> _Provided records_
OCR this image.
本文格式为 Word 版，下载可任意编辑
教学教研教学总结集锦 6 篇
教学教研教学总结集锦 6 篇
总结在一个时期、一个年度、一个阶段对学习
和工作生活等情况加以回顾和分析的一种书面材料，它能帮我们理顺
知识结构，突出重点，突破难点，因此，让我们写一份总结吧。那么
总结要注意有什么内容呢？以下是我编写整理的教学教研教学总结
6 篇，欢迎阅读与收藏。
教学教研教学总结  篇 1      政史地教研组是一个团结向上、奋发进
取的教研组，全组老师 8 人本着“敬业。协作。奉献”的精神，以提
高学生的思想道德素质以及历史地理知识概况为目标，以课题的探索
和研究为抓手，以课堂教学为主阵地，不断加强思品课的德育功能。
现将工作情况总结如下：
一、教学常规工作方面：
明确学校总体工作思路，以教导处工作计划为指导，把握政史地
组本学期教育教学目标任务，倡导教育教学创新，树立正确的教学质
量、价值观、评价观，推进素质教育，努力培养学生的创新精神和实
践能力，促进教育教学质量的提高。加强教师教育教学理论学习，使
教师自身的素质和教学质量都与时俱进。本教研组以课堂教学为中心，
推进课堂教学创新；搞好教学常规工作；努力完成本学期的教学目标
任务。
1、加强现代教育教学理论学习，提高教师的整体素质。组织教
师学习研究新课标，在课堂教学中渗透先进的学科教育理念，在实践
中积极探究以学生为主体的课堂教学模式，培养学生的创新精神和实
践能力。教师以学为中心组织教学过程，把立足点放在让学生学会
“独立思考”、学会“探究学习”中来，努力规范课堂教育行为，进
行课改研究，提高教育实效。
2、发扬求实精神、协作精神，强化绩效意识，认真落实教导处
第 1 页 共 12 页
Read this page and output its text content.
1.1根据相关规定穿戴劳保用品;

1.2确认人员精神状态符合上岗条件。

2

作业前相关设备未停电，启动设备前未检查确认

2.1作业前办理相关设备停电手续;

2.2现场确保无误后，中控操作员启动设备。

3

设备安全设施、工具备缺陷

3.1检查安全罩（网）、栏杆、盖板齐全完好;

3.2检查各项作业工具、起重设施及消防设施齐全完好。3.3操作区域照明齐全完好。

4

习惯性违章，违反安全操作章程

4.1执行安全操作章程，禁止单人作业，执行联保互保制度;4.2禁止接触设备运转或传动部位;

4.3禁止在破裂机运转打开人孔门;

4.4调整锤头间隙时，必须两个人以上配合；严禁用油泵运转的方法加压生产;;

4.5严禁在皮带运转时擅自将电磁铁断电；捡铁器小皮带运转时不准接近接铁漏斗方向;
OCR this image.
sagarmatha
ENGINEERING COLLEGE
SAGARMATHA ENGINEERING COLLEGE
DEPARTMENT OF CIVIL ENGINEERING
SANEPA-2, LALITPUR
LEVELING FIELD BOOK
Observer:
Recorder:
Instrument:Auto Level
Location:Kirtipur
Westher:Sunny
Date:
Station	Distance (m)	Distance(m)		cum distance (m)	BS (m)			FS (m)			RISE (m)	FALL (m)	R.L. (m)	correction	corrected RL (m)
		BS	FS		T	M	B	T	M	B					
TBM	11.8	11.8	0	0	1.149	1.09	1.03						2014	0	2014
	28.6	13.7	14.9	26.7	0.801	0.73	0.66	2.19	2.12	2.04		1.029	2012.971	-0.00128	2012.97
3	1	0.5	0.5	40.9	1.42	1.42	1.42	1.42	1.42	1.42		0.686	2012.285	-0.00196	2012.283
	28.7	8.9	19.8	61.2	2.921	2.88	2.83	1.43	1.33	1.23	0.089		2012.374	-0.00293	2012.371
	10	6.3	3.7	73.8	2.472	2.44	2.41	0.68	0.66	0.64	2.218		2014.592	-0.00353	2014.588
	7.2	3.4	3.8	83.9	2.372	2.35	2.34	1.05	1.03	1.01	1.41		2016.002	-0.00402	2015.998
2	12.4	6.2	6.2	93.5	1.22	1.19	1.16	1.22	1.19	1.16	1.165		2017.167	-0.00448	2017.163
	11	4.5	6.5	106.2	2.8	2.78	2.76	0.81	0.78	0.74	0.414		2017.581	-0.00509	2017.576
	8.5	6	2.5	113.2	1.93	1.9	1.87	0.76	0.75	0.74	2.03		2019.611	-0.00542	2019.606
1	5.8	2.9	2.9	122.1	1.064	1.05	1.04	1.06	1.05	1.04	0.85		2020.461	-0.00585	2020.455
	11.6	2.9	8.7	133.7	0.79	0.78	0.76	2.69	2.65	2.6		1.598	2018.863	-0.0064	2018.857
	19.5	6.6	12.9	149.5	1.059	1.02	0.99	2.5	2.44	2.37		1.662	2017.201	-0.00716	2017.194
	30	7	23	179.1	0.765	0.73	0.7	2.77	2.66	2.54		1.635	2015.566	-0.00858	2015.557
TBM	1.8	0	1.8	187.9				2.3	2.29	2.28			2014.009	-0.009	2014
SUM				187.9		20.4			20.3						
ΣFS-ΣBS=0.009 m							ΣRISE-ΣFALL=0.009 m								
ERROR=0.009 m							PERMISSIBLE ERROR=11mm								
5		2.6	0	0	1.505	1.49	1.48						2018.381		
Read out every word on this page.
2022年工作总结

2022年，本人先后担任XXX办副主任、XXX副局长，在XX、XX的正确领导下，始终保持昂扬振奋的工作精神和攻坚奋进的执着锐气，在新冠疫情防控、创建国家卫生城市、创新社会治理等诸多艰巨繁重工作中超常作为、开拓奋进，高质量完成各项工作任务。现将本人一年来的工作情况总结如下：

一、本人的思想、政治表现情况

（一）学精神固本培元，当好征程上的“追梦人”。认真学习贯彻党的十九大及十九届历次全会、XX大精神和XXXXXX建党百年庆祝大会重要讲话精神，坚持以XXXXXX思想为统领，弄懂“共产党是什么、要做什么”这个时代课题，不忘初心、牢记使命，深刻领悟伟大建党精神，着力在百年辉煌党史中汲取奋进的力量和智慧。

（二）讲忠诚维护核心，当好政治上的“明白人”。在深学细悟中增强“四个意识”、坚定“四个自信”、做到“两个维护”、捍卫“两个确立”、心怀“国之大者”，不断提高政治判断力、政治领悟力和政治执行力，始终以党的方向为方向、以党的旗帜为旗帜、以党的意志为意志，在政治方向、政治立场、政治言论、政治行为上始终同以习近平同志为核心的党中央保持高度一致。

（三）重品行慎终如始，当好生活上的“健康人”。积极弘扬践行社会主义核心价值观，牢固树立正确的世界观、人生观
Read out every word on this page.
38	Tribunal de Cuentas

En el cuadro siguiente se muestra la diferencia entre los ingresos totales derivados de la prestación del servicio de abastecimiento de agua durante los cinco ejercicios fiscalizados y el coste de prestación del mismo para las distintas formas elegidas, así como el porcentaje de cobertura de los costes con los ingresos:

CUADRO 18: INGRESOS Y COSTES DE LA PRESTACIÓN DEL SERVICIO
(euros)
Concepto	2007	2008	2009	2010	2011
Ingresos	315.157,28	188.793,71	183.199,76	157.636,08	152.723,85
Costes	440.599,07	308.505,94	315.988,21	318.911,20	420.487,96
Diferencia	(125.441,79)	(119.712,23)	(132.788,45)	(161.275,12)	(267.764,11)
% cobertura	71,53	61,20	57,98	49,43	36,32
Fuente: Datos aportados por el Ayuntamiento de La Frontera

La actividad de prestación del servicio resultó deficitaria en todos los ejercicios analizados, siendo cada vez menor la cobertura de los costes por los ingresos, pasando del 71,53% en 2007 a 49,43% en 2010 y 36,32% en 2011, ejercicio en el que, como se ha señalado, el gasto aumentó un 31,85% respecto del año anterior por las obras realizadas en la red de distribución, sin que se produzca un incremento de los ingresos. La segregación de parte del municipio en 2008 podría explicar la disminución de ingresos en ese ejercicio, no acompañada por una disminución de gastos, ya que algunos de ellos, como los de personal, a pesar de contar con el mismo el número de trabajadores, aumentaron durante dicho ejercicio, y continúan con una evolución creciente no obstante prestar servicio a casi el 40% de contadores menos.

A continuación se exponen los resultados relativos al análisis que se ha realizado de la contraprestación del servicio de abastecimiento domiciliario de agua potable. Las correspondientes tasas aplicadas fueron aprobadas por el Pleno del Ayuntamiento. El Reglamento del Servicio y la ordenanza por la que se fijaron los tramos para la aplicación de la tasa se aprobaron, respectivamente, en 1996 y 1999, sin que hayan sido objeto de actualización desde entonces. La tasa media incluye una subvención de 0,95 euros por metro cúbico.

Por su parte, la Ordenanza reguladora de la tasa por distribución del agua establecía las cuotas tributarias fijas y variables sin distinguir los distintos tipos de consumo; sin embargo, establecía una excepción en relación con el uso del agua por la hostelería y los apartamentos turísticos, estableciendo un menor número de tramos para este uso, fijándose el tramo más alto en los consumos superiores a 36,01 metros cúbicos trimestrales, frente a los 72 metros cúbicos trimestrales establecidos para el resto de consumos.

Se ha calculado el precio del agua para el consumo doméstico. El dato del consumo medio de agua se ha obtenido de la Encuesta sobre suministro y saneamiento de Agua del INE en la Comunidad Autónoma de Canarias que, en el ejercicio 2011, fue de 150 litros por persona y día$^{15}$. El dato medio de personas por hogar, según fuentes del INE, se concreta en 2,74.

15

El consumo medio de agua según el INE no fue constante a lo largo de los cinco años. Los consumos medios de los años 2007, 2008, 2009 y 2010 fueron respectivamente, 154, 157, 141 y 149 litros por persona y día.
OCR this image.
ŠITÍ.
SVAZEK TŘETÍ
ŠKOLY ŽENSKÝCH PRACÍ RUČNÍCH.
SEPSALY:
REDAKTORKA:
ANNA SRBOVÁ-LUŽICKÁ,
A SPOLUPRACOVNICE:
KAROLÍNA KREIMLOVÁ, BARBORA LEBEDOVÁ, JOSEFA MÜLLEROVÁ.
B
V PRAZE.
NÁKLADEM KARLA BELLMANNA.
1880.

> _Exercise_
Copy each line of the entries that includes the word "cinco".

> _Solution to this problem_
En el cuadro siguiente se muestra la diferencia entre los ingresos totales derivados de la prestación del servicio de abastecimiento de agua durante los cinco ejercicios fiscalizados y el coste de prestación del mismo para las distintas formas elegidas, así como el porcentaje de cobertura de los costes con los ingresos:
El consumo medio de agua según el INE no fue constante a lo largo de los cinco años. Los consumos medios de los años 2007, 2008, 2009 y 2010 fueron respectivamente, 154, 157, 141 y 149 litros por persona y día.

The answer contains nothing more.